▶ **WHAT TO WORK ON**:
[1] On the Morissette passage:
(a) How many episodes of You Can't Do That on Television did Morissette appear in?
(b) Which newspaper ran the 2008 interview in which Coulier made his claim?
(c) Which of her three 1992 Juno nominations did Morissette win?
[2] Can you copy the Morissette passage word for word, from "In 1986, Morissette" up to and including "of the song."?

▶ **DOCUMENT**:
+ + + +
In 1986, Morissette had her first stint as an actor: five episodes of the children's television show You Can't Do That on Television. She appeared on stage with the Orpheus Musical Theatre Society in 1985 and 1988.
Morissette dated actor and Comedian Dave Coulier for a short time in the early 1990s. In a 2008 interview with the Calgary Herald, Coulier claimed to be the ex-boyfriend who inspired Morissette's song "You Oughta Know". Morissette, however, has maintained her silence on the subject of the song.
In 1991 MCA Records Canada released Morissette's debut album, Alanis, in Canada only. Morissette co-wrote every track on the album with its Producer, Leslie Howe. The dance-pop album went platinum, and its first single, "Too Hot", reached the top twenty on the RPM singles chart. Subsequent singles "Walk Away" and "Feel Your Love" reached the top 40. Morissette's popularity, style of music and appearance, particularly that of her hair, led her to become known as the Debbie Gibson of Canada; comparisons to Tiffany were also Common. During the same period, she was a concert opening act for Rapper Vanilla Ice. Morissette was nominated for three 1992 Juno Awards: Most Promising Female Vocalist of the Year (which she won), Single of the Year and Best Dance Recording (both for "Too Hot").
+ + + +
▶ **GIVEN ENTRIES**:
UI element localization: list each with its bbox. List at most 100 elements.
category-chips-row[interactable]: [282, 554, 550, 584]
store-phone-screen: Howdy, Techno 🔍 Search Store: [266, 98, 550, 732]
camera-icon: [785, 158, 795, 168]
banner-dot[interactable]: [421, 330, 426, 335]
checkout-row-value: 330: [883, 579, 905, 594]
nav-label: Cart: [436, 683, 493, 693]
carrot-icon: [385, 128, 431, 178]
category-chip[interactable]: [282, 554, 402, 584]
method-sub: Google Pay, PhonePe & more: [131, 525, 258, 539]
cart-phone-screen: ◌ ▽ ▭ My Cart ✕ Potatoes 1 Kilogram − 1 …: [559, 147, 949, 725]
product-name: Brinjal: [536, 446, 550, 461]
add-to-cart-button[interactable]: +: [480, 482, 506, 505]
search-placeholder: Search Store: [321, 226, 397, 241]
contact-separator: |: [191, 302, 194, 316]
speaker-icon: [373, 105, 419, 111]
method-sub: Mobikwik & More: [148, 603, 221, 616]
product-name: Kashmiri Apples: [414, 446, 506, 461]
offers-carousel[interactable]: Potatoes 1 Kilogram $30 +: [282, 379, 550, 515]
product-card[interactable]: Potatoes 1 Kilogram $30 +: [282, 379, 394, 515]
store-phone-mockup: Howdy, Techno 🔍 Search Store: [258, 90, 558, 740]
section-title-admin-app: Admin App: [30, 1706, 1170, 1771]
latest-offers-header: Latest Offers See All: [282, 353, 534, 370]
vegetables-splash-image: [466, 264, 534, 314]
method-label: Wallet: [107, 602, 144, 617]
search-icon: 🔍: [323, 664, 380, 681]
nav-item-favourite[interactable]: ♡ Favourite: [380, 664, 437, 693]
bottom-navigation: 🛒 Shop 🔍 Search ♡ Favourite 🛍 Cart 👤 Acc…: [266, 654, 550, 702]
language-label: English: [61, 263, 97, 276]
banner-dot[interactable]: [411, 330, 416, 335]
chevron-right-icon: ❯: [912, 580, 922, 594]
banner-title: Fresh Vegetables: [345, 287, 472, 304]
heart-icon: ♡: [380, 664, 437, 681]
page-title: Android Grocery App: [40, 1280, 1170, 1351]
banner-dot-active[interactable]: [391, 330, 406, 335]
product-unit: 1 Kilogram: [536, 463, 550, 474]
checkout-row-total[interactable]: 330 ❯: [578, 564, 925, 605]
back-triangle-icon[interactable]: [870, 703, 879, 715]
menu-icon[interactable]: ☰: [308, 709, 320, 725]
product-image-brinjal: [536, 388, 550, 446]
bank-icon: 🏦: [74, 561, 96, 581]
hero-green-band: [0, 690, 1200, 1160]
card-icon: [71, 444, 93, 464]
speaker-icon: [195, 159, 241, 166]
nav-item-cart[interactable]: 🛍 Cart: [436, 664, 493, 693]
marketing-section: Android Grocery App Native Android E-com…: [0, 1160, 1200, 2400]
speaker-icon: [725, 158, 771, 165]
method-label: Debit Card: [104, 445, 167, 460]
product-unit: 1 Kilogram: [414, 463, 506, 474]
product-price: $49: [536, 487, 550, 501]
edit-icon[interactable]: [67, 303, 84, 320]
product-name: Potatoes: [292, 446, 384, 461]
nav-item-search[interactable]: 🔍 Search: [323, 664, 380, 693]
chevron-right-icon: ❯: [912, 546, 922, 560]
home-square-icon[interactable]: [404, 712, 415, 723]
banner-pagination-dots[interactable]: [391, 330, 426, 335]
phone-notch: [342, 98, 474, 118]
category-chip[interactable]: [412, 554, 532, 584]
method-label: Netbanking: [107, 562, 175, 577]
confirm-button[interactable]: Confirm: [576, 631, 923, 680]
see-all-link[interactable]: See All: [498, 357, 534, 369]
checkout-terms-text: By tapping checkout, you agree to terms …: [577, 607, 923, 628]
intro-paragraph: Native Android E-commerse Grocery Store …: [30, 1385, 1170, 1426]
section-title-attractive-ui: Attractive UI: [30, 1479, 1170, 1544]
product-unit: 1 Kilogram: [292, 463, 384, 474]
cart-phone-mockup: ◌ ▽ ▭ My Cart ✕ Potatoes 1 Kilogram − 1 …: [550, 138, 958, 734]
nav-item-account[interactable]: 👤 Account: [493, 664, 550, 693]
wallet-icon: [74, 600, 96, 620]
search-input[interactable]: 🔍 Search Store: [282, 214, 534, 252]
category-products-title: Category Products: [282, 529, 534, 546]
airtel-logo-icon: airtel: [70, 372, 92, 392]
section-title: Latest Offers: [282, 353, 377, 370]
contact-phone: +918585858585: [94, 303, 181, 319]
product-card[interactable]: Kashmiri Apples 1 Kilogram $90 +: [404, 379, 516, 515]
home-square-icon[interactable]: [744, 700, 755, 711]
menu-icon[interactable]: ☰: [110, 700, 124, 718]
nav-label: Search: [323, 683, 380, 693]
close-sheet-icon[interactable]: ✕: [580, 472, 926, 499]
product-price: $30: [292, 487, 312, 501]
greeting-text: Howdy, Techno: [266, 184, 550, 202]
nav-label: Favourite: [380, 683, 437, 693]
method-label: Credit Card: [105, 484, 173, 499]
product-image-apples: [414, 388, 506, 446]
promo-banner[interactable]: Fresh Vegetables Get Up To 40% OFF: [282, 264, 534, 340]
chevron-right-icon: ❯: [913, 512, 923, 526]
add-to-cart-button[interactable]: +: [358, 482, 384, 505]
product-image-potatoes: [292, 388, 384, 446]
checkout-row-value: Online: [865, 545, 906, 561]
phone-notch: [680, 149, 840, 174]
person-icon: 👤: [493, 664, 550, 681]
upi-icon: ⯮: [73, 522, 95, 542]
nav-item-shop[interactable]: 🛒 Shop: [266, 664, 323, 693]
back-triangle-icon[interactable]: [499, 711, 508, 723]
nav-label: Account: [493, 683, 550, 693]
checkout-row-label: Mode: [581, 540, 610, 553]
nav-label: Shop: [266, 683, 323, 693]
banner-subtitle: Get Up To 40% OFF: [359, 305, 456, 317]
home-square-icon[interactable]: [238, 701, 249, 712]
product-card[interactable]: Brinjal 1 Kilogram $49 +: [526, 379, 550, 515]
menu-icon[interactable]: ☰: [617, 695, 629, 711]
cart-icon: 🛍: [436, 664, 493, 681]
+ + + +
▶ **RESPONSES BY TASK**:
[1]
(a) Five
(b) The Calgary Herald
(c) Most Promising Female Vocalist of the Year

[2]
In 1986, Morissette had her first stint as an actor: five episodes of the children's television show You Can't Do That on Television. She appeared on stage with the Orpheus Musical Theatre Society in 1985 and 1988.
Morissette dated actor and Comedian Dave Coulier for a short time in the early 1990s. In a 2008 interview with the Calgary Herald, Coulier claimed to be the ex-boyfriend who inspired Morissette's song "You Oughta Know". Morissette, however, has maintained her silence on the subject of the song.